### GIVEN DATA
-- START --

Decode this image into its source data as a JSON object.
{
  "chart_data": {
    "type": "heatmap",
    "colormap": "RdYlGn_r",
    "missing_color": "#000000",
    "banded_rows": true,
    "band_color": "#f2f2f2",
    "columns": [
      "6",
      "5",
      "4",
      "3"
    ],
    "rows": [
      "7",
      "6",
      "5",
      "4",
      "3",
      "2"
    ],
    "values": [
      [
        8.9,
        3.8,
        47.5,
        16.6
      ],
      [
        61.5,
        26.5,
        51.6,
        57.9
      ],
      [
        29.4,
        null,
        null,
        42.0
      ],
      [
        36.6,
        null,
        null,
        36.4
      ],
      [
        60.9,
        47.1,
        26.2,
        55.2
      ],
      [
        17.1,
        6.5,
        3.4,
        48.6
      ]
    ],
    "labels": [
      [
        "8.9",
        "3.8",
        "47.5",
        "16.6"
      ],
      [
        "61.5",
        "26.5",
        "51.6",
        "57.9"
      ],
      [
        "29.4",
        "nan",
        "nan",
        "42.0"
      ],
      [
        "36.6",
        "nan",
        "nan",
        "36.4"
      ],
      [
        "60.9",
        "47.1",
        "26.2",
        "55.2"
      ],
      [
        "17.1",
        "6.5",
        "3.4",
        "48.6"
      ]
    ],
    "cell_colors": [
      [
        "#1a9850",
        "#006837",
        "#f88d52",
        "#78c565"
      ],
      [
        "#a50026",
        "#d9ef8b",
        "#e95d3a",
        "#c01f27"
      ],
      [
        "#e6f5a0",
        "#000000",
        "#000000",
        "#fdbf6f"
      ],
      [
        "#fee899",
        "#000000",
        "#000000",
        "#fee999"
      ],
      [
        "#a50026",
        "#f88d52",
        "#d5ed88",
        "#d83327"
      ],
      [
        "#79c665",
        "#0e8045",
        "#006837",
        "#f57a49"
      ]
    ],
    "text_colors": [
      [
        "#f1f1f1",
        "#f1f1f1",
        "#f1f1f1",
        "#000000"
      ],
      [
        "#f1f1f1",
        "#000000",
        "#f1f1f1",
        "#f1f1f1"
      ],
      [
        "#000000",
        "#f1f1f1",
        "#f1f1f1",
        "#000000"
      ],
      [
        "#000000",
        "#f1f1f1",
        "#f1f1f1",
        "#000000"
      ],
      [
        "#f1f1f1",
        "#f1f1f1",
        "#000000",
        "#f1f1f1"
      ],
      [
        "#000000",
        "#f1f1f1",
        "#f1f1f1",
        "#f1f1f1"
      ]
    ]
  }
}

-- END --

### AIM
Write each line above out exactly.

### EXERCISE SOLUTION
Decode this image into its source data as a JSON object.
{
  "chart_data": {
    "type": "heatmap",
    "colormap": "RdYlGn_r",
    "missing_color": "#000000",
    "banded_rows": true,
    "band_color": "#f2f2f2",
    "columns": [
      "6",
      "5",
      "4",
      "3"
    ],
    "rows": [
      "7",
      "6",
      "5",
      "4",
      "3",
      "2"
    ],
    "values": [
      [
        8.9,
        3.8,
        47.5,
        16.6
      ],
      [
        61.5,
        26.5,
        51.6,
        57.9
      ],
      [
        29.4,
        null,
        null,
        42.0
      ],
      [
        36.6,
        null,
        null,
        36.4
      ],
      [
        60.9,
        47.1,
        26.2,
        55.2
      ],
      [
        17.1,
        6.5,
        3.4,
        48.6
      ]
    ],
    "labels": [
      [
        "8.9",
        "3.8",
        "47.5",
        "16.6"
      ],
      [
        "61.5",
        "26.5",
        "51.6",
        "57.9"
      ],
      [
        "29.4",
        "nan",
        "nan",
        "42.0"
      ],
      [
        "36.6",
        "nan",
        "nan",
        "36.4"
      ],
      [
        "60.9",
        "47.1",
        "26.2",
        "55.2"
      ],
      [
        "17.1",
        "6.5",
        "3.4",
        "48.6"
      ]
    ],
    "cell_colors": [
      [
        "#1a9850",
        "#006837",
        "#f88d52",
        "#78c565"
      ],
      [
        "#a50026",
        "#d9ef8b",
        "#e95d3a",
        "#c01f27"
      ],
      [
        "#e6f5a0",
        "#000000",
        "#000000",
        "#fdbf6f"
      ],
      [
        "#fee899",
        "#000000",
        "#000000",
        "#fee999"
      ],
      [
        "#a50026",
        "#f88d52",
        "#d5ed88",
        "#d83327"
      ],
      [
        "#79c665",
        "#0e8045",
        "#006837",
        "#f57a49"
      ]
    ],
    "text_colors": [
      [
        "#f1f1f1",
        "#f1f1f1",
        "#f1f1f1",
        "#000000"
      ],
      [
        "#f1f1f1",
        "#000000",
        "#f1f1f1",
        "#f1f1f1"
      ],
      [
        "#000000",
        "#f1f1f1",
        "#f1f1f1",
        "#000000"
      ],
      [
        "#000000",
        "#f1f1f1",
        "#f1f1f1",
        "#000000"
      ],
      [
        "#f1f1f1",
        "#f1f1f1",
        "#000000",
        "#f1f1f1"
      ],
      [
        "#000000",
        "#f1f1f1",
        "#f1f1f1",
        "#f1f1f1"
      ]
    ]
  }
}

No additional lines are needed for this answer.